» **Given entries**
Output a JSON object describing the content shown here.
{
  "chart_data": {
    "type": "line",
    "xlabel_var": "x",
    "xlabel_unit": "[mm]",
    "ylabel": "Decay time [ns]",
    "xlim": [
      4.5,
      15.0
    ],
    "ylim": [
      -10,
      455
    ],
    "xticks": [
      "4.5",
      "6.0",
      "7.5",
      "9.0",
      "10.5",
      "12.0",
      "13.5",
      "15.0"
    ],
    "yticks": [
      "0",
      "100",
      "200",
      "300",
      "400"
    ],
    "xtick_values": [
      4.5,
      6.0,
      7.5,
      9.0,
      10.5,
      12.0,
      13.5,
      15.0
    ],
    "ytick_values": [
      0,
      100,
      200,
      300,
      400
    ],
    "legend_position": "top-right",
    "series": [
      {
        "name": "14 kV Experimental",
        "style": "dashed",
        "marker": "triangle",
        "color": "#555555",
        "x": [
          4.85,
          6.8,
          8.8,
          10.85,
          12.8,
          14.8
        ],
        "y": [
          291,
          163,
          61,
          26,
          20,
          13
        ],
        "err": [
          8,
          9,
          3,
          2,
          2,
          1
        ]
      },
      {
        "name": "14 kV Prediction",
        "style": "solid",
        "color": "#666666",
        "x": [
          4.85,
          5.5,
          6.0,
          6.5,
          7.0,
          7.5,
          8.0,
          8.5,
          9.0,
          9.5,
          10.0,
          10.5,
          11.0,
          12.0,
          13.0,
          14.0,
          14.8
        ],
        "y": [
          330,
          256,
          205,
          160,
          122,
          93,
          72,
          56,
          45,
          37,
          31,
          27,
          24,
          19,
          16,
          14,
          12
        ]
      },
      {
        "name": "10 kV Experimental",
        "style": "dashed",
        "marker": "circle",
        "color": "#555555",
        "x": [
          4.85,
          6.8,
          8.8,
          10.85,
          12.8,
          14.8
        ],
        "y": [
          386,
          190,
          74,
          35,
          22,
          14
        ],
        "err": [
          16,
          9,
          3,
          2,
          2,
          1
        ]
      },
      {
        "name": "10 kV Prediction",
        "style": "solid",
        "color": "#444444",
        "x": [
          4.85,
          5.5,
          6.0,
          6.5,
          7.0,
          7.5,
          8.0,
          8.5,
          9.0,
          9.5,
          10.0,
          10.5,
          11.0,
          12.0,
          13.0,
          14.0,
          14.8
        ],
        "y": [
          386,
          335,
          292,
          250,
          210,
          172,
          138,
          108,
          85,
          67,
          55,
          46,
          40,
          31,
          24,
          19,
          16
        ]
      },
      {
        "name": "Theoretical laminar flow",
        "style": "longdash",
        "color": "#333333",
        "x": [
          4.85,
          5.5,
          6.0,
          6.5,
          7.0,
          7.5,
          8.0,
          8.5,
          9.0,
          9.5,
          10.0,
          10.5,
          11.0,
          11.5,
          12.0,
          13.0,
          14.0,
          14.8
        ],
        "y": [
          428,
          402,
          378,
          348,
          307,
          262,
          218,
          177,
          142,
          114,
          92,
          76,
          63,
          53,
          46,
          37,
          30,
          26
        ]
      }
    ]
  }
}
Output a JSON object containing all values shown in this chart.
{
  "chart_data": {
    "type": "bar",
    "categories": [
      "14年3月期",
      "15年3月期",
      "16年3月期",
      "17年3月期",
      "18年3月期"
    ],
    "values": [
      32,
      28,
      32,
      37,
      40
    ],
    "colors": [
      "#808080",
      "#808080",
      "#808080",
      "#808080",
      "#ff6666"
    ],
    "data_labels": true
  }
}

» **Exercise instructions**
From the preceding material, extract every line exactly.

» **The result**
Output a JSON object describing the content shown here.
{
  "chart_data": {
    "type": "line",
    "xlabel_var": "x",
    "xlabel_unit": "[mm]",
    "ylabel": "Decay time [ns]",
    "xlim": [
      4.5,
      15.0
    ],
    "ylim": [
      -10,
      455
    ],
    "xticks": [
      "4.5",
      "6.0",
      "7.5",
      "9.0",
      "10.5",
      "12.0",
      "13.5",
      "15.0"
    ],
    "yticks": [
      "0",
      "100",
      "200",
      "300",
      "400"
    ],
    "xtick_values": [
      4.5,
      6.0,
      7.5,
      9.0,
      10.5,
      12.0,
      13.5,
      15.0
    ],
    "ytick_values": [
      0,
      100,
      200,
      300,
      400
    ],
    "legend_position": "top-right",
    "series": [
      {
        "name": "14 kV Experimental",
        "style": "dashed",
        "marker": "triangle",
        "color": "#555555",
        "x": [
          4.85,
          6.8,
          8.8,
          10.85,
          12.8,
          14.8
        ],
        "y": [
          291,
          163,
          61,
          26,
          20,
          13
        ],
        "err": [
          8,
          9,
          3,
          2,
          2,
          1
        ]
      },
      {
        "name": "14 kV Prediction",
        "style": "solid",
        "color": "#666666",
        "x": [
          4.85,
          5.5,
          6.0,
          6.5,
          7.0,
          7.5,
          8.0,
          8.5,
          9.0,
          9.5,
          10.0,
          10.5,
          11.0,
          12.0,
          13.0,
          14.0,
          14.8
        ],
        "y": [
          330,
          256,
          205,
          160,
          122,
          93,
          72,
          56,
          45,
          37,
          31,
          27,
          24,
          19,
          16,
          14,
          12
        ]
      },
      {
        "name": "10 kV Experimental",
        "style": "dashed",
        "marker": "circle",
        "color": "#555555",
        "x": [
          4.85,
          6.8,
          8.8,
          10.85,
          12.8,
          14.8
        ],
        "y": [
          386,
          190,
          74,
          35,
          22,
          14
        ],
        "err": [
          16,
          9,
          3,
          2,
          2,
          1
        ]
      },
      {
        "name": "10 kV Prediction",
        "style": "solid",
        "color": "#444444",
        "x": [
          4.85,
          5.5,
          6.0,
          6.5,
          7.0,
          7.5,
          8.0,
          8.5,
          9.0,
          9.5,
          10.0,
          10.5,
          11.0,
          12.0,
          13.0,
          14.0,
          14.8
        ],
        "y": [
          386,
          335,
          292,
          250,
          210,
          172,
          138,
          108,
          85,
          67,
          55,
          46,
          40,
          31,
          24,
          19,
          16
        ]
      },
      {
        "name": "Theoretical laminar flow",
        "style": "longdash",
        "color": "#333333",
        "x": [
          4.85,
          5.5,
          6.0,
          6.5,
          7.0,
          7.5,
          8.0,
          8.5,
          9.0,
          9.5,
          10.0,
          10.5,
          11.0,
          11.5,
          12.0,
          13.0,
          14.0,
          14.8
        ],
        "y": [
          428,
          402,
          378,
          348,
          307,
          262,
          218,
          177,
          142,
          114,
          92,
          76,
          63,
          53,
          46,
          37,
          30,
          26
        ]
      }
    ]
  }
}
Output a JSON object containing all values shown in this chart.
{
  "chart_data": {
    "type": "bar",
    "categories": [
      "14年3月期",
      "15年3月期",
      "16年3月期",
      "17年3月期",
      "18年3月期"
    ],
    "values": [
      32,
      28,
      32,
      37,
      40
    ],
    "colors": [
      "#808080",
      "#808080",
      "#808080",
      "#808080",
      "#ff6666"
    ],
    "data_labels": true
  }
}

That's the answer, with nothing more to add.